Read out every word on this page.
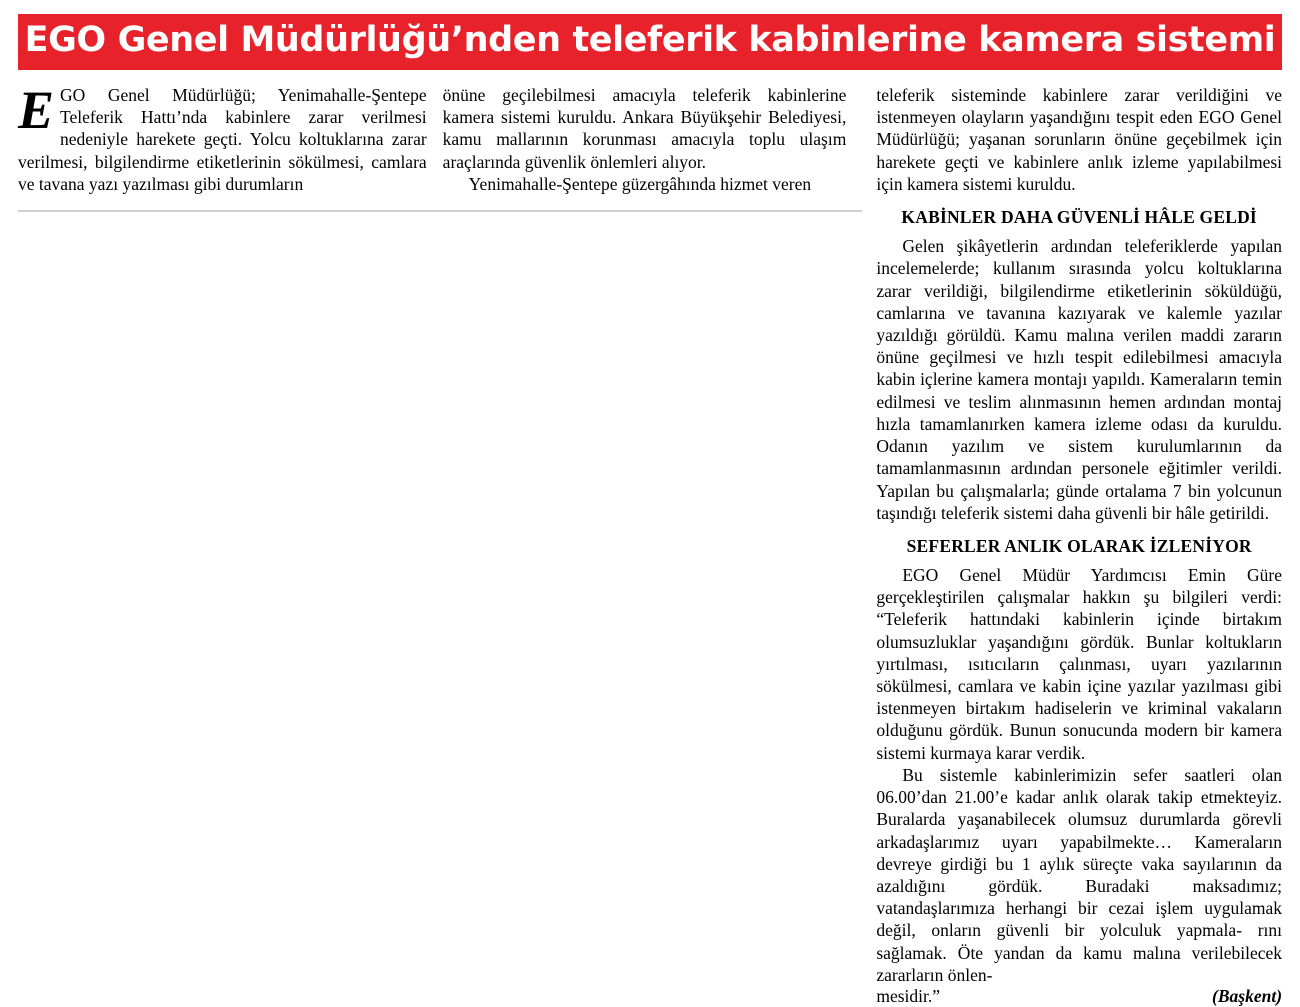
EGO Genel Müdürlüğü’nden teleferik kabinlerine kamera sistemi

EGO Genel Müdürlüğü; Yenimahalle-Şentepe Teleferik Hattı’nda kabinlere zarar verilmesi nedeniyle harekete geçti. Yolcu koltuklarına zarar verilmesi, bilgilendirme etiketlerinin sökülmesi, camlara ve tavana yazı yazılması gibi durumların

önüne geçilebilmesi amacıyla teleferik kabinlerine kamera sistemi kuruldu. Ankara Büyükşehir Belediyesi, kamu mallarının korunması amacıyla toplu ulaşım araçlarında güvenlik önlemleri alıyor.

Yenimahalle-Şentepe güzergâhında hizmet veren

teleferik sisteminde kabinlere zarar verildiğini ve istenmeyen olayların yaşandığını tespit eden EGO Genel Müdürlüğü; yaşanan sorunların önüne geçebilmek için harekete geçti ve kabinlere anlık izleme yapılabilmesi için kamera sistemi kuruldu.

KABİNLER DAHA GÜVENLİ HÂLE GELDİ

Gelen şikâyetlerin ardından teleferiklerde yapılan incelemelerde; kullanım sırasında yolcu koltuklarına zarar verildiği, bilgilendirme etiketlerinin söküldüğü, camlarına ve tavanına kazıyarak ve kalemle yazılar yazıldığı görüldü. Kamu malına verilen maddi zararın önüne geçilmesi ve hızlı tespit edilebilmesi amacıyla kabin içlerine kamera montajı yapıldı. Kameraların temin edilmesi ve teslim alınmasının hemen ardından montaj hızla tamamlanırken kamera izleme odası da kuruldu. Odanın yazılım ve sistem kurulumlarının da tamamlanmasının ardından personele eğitimler verildi. Yapılan bu çalışmalarla; günde ortalama 7 bin yolcunun taşındığı teleferik sistemi daha güvenli bir hâle getirildi.

SEFERLER ANLIK OLARAK İZLENİYOR

EGO Genel Müdür Yardımcısı Emin Güre gerçekleştirilen çalışmalar hakkın şu bilgileri verdi: “Teleferik hattındaki kabinlerin içinde birtakım olumsuzluklar yaşandığını gördük. Bunlar koltukların yırtılması, ısıtıcıların çalınması, uyarı yazılarının sökülmesi, camlara ve kabin içine yazılar yazılması gibi istenmeyen birtakım hadiselerin ve kriminal vakaların olduğunu gördük. Bunun sonucunda modern bir kamera sistemi kurmaya karar verdik.

Bu sistemle kabinlerimizin sefer saatleri olan 06.00’dan 21.00’e kadar anlık olarak takip etmekteyiz. Buralarda yaşanabilecek olumsuz durumlarda görevli arkadaşlarımız uyarı yapabilmekte… Kameraların devreye girdiği bu 1 aylık süreçte vaka sayılarının da azaldığını gördük. Buradaki maksadımız; vatandaşlarımıza herhangi bir cezai işlem uygulamak değil, onların güvenli bir yolculuk yapmala- rını sağlamak. Öte yandan da kamu malına verilebilecek zararların önlen-

mesidir.”	(Başkent)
=-=-=
> _EXERCISE BRIEF_: Quote the records in their entirety, keeping the wording exact and excluding pictures.

> _COMPLETE RESPONSE_:
Read out every word on this page.
EGO Genel Müdürlüğü’nden teleferik kabinlerine kamera sistemi

EGO Genel Müdürlüğü; Yenimahalle-Şentepe Teleferik Hattı’nda kabinlere zarar verilmesi nedeniyle harekete geçti. Yolcu koltuklarına zarar verilmesi, bilgilendirme etiketlerinin sökülmesi, camlara ve tavana yazı yazılması gibi durumların

önüne geçilebilmesi amacıyla teleferik kabinlerine kamera sistemi kuruldu. Ankara Büyükşehir Belediyesi, kamu mallarının korunması amacıyla toplu ulaşım araçlarında güvenlik önlemleri alıyor.

Yenimahalle-Şentepe güzergâhında hizmet veren

teleferik sisteminde kabinlere zarar verildiğini ve istenmeyen olayların yaşandığını tespit eden EGO Genel Müdürlüğü; yaşanan sorunların önüne geçebilmek için harekete geçti ve kabinlere anlık izleme yapılabilmesi için kamera sistemi kuruldu.

KABİNLER DAHA GÜVENLİ HÂLE GELDİ

Gelen şikâyetlerin ardından teleferiklerde yapılan incelemelerde; kullanım sırasında yolcu koltuklarına zarar verildiği, bilgilendirme etiketlerinin söküldüğü, camlarına ve tavanına kazıyarak ve kalemle yazılar yazıldığı görüldü. Kamu malına verilen maddi zararın önüne geçilmesi ve hızlı tespit edilebilmesi amacıyla kabin içlerine kamera montajı yapıldı. Kameraların temin edilmesi ve teslim alınmasının hemen ardından montaj hızla tamamlanırken kamera izleme odası da kuruldu. Odanın yazılım ve sistem kurulumlarının da tamamlanmasının ardından personele eğitimler verildi. Yapılan bu çalışmalarla; günde ortalama 7 bin yolcunun taşındığı teleferik sistemi daha güvenli bir hâle getirildi.

SEFERLER ANLIK OLARAK İZLENİYOR

EGO Genel Müdür Yardımcısı Emin Güre gerçekleştirilen çalışmalar hakkın şu bilgileri verdi: “Teleferik hattındaki kabinlerin içinde birtakım olumsuzluklar yaşandığını gördük. Bunlar koltukların yırtılması, ısıtıcıların çalınması, uyarı yazılarının sökülmesi, camlara ve kabin içine yazılar yazılması gibi istenmeyen birtakım hadiselerin ve kriminal vakaların olduğunu gördük. Bunun sonucunda modern bir kamera sistemi kurmaya karar verdik.

Bu sistemle kabinlerimizin sefer saatleri olan 06.00’dan 21.00’e kadar anlık olarak takip etmekteyiz. Buralarda yaşanabilecek olumsuz durumlarda görevli arkadaşlarımız uyarı yapabilmekte… Kameraların devreye girdiği bu 1 aylık süreçte vaka sayılarının da azaldığını gördük. Buradaki maksadımız; vatandaşlarımıza herhangi bir cezai işlem uygulamak değil, onların güvenli bir yolculuk yapmala- rını sağlamak. Öte yandan da kamu malına verilebilecek zararların önlen-

mesidir.”	(Başkent)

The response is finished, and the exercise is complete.